• [WHAT TO DO]:
Across the data below, how many lines hold "JSON"? Answer with that number and nothing else.

• [DATASET CONTENT]:
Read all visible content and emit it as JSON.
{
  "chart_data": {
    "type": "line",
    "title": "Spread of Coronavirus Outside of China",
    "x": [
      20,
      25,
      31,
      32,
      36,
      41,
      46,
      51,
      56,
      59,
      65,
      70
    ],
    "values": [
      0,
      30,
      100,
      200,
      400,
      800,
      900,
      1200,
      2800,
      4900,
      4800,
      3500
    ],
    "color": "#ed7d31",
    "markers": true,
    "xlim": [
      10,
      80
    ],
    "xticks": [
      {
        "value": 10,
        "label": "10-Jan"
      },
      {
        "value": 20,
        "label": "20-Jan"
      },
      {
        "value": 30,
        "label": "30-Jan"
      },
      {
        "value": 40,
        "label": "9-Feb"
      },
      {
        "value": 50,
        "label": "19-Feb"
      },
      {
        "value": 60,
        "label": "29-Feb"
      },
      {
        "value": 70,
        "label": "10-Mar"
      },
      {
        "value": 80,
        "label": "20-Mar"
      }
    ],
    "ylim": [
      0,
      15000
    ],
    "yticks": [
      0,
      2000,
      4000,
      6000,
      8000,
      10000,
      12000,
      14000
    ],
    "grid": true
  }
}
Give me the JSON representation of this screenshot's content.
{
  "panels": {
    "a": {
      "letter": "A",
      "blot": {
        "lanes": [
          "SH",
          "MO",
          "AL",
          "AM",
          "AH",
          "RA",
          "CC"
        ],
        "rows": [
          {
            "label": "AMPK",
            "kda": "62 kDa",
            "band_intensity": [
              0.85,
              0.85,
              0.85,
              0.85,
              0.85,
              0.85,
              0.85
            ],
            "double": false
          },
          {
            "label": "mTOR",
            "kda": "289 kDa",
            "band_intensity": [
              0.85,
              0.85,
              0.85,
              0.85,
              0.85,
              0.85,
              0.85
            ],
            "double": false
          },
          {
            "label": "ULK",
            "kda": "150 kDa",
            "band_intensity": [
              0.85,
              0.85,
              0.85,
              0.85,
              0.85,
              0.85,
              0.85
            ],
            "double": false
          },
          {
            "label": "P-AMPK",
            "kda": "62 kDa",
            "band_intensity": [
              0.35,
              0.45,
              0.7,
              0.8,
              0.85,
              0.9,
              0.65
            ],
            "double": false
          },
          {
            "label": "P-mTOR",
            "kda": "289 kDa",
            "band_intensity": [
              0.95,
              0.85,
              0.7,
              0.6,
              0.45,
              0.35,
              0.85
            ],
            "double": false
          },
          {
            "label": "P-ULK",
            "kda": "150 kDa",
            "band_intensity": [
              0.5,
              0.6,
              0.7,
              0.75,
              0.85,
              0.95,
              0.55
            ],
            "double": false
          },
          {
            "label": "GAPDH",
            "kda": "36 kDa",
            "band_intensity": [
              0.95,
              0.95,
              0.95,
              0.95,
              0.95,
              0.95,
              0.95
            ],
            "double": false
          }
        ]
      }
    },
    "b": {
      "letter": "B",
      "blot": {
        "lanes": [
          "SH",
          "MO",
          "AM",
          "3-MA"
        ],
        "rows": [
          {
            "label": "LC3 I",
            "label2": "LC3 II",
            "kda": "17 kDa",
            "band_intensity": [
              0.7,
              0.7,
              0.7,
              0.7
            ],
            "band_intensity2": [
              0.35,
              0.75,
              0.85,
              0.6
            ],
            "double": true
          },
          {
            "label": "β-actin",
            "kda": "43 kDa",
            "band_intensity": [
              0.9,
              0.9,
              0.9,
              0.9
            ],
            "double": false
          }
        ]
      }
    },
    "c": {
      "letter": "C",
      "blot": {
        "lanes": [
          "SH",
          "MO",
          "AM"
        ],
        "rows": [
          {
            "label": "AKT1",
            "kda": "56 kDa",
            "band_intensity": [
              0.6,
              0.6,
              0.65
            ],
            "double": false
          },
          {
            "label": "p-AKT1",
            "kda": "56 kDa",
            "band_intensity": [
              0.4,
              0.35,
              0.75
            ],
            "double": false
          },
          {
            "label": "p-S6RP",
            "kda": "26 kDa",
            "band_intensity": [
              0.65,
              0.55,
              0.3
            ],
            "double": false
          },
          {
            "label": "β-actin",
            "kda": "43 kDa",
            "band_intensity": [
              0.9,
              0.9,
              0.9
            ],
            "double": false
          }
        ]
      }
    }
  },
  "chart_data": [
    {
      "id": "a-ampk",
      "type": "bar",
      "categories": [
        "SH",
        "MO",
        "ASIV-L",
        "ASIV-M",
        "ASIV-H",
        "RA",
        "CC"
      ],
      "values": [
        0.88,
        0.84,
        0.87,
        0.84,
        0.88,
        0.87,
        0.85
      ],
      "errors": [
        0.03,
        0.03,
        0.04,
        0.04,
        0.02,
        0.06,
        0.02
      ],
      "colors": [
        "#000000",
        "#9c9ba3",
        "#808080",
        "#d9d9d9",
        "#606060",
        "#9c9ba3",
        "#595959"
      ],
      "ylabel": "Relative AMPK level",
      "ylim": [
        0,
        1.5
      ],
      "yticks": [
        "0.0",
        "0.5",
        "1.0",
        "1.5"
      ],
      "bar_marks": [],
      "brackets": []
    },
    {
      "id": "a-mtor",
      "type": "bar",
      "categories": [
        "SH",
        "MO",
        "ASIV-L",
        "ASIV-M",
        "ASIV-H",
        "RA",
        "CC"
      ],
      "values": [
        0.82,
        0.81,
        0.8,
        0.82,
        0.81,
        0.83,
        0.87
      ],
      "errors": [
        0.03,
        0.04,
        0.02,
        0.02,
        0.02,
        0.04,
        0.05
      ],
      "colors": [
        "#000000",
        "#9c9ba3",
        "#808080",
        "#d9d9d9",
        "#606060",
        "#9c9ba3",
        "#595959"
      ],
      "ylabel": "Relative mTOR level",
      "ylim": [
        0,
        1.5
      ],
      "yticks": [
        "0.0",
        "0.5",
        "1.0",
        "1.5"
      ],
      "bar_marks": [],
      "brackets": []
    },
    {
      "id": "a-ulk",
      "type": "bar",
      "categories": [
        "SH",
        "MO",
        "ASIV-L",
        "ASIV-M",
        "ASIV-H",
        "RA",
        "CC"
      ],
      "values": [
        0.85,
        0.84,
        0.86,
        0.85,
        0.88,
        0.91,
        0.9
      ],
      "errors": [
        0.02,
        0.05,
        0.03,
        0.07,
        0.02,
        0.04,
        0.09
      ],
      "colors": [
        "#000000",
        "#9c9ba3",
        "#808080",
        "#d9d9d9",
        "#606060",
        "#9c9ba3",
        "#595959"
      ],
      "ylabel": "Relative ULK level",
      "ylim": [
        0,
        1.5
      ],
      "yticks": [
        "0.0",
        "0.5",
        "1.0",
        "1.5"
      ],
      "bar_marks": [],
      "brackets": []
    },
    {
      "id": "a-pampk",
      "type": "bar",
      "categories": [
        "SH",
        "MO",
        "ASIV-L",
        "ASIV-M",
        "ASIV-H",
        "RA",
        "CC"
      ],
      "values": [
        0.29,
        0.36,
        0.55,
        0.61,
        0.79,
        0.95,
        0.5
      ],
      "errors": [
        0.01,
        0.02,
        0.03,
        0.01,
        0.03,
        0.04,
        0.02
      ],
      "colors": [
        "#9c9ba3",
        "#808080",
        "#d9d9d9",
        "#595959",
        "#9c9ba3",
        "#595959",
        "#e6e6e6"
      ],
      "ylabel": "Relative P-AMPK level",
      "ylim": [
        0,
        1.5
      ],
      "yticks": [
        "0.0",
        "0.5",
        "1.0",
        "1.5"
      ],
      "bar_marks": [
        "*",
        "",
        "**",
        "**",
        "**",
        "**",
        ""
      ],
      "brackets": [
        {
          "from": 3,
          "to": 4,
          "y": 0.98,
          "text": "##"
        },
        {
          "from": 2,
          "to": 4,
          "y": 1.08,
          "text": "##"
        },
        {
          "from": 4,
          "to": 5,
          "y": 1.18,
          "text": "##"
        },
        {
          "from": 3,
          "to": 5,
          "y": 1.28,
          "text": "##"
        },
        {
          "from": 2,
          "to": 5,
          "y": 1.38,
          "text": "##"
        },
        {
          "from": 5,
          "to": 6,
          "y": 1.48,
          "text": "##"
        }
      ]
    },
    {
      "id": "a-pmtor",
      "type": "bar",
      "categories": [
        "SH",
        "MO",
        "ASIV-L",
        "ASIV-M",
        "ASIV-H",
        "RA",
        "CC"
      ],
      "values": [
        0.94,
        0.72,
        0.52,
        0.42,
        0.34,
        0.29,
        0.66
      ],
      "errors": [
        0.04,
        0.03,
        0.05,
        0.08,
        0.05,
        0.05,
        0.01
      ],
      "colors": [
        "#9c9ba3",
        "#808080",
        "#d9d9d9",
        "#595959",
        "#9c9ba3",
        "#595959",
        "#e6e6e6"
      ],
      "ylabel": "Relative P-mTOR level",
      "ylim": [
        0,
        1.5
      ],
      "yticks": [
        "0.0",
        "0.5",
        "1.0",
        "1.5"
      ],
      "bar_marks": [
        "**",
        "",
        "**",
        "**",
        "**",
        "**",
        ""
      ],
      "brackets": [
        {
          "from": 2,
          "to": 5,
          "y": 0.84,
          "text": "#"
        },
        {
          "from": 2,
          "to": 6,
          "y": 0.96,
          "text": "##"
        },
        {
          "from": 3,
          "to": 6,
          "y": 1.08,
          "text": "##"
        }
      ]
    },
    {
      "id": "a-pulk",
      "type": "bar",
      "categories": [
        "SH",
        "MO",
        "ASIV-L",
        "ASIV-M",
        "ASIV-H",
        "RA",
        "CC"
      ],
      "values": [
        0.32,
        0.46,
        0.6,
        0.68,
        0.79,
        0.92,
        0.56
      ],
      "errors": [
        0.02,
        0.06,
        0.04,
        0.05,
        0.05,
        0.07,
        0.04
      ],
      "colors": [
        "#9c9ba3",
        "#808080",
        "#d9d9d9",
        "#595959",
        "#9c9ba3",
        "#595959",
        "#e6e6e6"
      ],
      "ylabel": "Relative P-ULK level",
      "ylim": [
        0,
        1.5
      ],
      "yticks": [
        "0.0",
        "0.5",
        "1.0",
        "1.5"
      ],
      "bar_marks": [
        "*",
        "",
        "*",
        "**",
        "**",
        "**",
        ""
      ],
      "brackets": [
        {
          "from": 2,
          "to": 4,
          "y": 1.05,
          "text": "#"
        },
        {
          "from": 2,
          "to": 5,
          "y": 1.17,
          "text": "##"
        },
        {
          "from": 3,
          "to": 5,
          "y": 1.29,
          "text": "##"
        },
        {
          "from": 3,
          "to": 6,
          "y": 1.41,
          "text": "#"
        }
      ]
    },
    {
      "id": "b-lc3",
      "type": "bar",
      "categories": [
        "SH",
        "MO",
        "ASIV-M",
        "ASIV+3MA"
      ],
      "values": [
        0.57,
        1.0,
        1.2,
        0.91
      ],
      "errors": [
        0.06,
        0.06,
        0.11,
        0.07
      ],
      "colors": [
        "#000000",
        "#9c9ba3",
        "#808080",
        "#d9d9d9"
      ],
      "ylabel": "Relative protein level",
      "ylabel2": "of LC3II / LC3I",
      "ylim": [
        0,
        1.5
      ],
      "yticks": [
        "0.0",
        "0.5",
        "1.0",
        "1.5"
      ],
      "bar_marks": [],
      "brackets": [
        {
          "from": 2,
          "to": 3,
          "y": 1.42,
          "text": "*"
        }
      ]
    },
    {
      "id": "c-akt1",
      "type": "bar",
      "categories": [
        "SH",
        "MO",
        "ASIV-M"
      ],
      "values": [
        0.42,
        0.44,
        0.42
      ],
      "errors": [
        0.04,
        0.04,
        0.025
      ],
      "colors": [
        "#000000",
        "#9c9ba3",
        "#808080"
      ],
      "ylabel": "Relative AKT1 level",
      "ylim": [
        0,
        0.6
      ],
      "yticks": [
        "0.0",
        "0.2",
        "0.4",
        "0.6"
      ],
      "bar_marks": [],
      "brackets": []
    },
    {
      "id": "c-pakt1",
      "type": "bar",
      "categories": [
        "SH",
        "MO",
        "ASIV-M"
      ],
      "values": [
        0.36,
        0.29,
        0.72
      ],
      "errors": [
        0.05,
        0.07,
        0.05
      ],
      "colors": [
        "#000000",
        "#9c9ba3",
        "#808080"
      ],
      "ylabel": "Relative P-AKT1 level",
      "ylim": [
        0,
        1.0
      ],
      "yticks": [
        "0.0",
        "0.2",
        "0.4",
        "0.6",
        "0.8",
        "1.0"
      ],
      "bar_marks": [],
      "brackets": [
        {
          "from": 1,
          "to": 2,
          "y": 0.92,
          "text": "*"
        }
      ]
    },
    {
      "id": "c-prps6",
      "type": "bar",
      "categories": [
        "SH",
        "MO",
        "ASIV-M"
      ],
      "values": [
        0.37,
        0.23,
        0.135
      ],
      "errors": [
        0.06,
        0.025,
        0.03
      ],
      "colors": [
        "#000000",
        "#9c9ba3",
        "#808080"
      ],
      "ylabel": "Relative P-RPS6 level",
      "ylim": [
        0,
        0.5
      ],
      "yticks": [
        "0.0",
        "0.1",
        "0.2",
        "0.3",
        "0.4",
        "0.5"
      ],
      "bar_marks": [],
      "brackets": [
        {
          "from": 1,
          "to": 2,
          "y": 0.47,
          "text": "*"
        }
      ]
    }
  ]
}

• [TASK OUTPUT]:
2